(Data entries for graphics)
=-=-=-=-=

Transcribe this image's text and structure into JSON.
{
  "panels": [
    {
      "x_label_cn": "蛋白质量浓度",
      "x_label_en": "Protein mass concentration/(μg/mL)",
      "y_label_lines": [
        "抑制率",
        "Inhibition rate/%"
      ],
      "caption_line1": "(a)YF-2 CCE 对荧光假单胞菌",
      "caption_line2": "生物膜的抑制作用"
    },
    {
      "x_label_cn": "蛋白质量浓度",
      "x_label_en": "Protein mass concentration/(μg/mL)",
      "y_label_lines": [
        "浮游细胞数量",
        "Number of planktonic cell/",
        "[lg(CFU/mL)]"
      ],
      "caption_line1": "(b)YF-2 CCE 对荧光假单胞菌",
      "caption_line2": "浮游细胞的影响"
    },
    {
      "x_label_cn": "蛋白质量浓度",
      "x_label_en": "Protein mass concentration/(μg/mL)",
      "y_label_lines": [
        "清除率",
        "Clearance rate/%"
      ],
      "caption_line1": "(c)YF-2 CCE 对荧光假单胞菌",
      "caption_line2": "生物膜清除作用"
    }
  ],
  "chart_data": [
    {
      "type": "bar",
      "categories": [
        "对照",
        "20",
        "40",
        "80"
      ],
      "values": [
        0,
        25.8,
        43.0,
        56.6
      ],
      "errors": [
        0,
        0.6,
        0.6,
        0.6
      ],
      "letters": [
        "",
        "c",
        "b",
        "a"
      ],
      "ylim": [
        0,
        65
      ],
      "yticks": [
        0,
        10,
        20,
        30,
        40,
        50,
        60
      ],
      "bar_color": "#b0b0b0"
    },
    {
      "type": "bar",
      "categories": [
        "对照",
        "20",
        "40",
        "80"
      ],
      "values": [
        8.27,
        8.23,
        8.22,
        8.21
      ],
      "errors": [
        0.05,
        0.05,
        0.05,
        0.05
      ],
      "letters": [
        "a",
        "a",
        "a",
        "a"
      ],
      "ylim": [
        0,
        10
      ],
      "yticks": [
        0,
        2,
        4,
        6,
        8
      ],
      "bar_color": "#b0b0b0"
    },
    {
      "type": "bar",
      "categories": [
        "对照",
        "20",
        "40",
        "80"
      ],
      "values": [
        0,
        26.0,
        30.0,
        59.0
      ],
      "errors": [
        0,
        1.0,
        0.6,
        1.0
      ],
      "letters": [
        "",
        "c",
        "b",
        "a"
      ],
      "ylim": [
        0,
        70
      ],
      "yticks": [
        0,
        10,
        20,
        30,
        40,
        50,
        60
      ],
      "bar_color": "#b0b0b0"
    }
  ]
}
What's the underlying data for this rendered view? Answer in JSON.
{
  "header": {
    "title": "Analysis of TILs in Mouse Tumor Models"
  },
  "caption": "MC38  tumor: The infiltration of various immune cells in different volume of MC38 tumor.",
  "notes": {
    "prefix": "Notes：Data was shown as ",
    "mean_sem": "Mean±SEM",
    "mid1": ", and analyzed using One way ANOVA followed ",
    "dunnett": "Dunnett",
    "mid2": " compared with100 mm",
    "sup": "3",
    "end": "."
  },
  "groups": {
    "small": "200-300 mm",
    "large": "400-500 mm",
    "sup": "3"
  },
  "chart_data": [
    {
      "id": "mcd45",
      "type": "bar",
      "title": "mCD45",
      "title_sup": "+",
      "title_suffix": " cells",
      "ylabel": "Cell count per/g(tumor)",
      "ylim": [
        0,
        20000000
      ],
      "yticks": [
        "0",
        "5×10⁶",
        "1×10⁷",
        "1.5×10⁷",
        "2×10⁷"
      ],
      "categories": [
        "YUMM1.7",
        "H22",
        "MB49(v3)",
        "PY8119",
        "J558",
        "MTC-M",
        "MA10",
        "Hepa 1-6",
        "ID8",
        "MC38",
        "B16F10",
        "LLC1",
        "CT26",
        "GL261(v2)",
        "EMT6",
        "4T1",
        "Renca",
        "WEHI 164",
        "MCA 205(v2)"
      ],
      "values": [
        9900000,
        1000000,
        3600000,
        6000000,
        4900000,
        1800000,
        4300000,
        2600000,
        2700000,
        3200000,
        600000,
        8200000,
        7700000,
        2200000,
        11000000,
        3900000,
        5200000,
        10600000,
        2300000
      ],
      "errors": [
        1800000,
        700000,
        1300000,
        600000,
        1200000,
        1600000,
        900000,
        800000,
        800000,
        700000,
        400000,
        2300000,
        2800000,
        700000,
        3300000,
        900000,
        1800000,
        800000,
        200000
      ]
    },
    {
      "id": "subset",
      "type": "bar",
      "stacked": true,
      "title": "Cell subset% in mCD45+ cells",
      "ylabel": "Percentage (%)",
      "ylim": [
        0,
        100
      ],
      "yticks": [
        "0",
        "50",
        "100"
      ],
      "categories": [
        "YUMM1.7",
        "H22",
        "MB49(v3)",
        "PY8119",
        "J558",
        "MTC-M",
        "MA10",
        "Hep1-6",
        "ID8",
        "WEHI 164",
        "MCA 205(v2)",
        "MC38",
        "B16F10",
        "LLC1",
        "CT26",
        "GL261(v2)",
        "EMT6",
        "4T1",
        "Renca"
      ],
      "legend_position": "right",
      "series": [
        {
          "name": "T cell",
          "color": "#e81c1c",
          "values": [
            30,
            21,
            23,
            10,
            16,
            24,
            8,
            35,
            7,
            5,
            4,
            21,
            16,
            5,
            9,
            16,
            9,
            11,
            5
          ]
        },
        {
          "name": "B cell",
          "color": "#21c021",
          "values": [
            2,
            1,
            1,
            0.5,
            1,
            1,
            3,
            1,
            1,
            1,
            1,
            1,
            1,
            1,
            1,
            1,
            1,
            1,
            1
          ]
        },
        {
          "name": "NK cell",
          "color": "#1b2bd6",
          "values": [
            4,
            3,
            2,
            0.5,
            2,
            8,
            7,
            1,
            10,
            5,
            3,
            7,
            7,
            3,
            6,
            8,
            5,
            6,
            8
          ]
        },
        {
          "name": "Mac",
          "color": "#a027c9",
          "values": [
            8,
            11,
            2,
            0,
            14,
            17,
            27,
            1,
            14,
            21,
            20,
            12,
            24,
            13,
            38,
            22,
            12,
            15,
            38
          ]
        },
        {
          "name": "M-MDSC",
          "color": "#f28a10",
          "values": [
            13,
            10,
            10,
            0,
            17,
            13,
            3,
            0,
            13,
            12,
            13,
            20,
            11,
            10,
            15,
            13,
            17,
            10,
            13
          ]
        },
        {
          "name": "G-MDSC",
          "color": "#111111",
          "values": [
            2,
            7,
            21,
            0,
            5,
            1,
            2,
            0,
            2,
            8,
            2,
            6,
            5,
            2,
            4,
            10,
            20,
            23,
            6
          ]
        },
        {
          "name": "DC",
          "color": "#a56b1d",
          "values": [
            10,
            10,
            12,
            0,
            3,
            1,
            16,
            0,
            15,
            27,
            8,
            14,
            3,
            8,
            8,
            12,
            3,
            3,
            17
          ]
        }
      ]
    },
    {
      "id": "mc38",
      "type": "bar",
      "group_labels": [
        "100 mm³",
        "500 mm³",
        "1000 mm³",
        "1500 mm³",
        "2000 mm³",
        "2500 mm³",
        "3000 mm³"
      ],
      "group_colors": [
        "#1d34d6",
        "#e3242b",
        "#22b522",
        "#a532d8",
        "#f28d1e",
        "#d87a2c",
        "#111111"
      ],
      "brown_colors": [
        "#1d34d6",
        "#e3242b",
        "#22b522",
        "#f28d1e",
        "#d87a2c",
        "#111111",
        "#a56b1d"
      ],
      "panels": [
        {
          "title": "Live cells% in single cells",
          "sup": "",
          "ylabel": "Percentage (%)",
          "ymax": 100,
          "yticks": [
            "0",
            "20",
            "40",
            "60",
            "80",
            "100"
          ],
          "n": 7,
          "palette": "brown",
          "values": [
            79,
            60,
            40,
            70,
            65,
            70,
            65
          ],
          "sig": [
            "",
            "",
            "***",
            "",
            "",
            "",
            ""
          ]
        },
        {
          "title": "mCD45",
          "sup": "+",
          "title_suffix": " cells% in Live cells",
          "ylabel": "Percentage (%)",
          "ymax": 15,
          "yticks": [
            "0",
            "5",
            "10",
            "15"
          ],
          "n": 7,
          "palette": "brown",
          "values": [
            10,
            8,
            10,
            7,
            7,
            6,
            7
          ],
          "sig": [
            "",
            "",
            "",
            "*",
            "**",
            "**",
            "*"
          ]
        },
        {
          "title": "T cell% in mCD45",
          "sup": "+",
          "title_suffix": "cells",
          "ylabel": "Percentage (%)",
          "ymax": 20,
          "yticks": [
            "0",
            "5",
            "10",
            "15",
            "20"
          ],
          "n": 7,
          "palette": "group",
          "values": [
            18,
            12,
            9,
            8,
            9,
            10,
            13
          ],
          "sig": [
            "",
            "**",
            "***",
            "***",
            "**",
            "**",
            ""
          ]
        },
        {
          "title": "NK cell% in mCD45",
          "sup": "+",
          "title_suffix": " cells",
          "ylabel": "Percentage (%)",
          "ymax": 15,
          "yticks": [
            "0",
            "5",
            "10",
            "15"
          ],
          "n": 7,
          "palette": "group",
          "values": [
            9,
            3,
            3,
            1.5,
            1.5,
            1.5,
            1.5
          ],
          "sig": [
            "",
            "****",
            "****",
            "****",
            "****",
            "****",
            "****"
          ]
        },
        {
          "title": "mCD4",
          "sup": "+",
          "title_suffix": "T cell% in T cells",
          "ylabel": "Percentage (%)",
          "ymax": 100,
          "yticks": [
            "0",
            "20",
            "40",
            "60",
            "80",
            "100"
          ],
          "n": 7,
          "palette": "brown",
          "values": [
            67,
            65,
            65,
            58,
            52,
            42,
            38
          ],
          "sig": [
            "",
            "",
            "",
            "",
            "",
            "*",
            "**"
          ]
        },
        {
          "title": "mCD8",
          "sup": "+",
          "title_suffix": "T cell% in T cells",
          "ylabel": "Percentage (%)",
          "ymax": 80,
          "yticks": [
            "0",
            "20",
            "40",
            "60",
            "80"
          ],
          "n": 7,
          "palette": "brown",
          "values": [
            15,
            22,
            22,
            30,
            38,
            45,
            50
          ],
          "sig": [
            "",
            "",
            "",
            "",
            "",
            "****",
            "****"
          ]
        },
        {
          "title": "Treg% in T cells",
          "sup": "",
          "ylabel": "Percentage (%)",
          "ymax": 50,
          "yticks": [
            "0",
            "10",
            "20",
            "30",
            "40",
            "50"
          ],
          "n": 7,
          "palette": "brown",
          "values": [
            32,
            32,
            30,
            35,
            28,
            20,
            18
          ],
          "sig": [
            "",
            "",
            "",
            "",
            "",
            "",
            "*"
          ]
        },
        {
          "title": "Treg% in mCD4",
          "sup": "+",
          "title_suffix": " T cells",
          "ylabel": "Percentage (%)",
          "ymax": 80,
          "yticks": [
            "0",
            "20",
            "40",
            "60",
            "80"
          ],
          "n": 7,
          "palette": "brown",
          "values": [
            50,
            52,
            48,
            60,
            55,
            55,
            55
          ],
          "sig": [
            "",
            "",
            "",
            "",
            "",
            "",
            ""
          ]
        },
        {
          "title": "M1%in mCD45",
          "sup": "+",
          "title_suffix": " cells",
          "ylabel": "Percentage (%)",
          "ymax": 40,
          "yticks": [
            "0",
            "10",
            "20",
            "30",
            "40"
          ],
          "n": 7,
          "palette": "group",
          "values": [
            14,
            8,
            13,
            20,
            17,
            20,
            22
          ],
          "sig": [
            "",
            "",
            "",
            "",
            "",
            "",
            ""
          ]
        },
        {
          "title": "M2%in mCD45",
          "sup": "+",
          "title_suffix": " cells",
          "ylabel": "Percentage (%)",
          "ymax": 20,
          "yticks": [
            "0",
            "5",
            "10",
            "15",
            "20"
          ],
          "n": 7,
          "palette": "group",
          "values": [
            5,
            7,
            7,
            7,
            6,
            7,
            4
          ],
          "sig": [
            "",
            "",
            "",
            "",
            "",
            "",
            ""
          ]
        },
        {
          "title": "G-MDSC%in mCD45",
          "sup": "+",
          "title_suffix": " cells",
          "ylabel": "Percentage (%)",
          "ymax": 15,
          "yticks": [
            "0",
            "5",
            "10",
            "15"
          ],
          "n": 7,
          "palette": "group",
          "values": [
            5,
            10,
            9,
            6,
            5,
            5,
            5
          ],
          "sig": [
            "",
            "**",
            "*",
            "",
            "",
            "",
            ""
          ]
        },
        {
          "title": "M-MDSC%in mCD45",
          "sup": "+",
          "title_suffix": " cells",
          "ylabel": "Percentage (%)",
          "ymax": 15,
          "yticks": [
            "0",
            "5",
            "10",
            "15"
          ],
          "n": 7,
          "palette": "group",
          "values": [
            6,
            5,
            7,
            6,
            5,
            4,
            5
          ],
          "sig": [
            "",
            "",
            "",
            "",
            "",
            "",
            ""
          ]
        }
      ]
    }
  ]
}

=-=-=-=-=

Task:
Where a line in the records above includes the string "JSON", show it.

Exercise result:
Transcribe this image's text and structure into JSON.
What's the underlying data for this rendered view? Answer in JSON.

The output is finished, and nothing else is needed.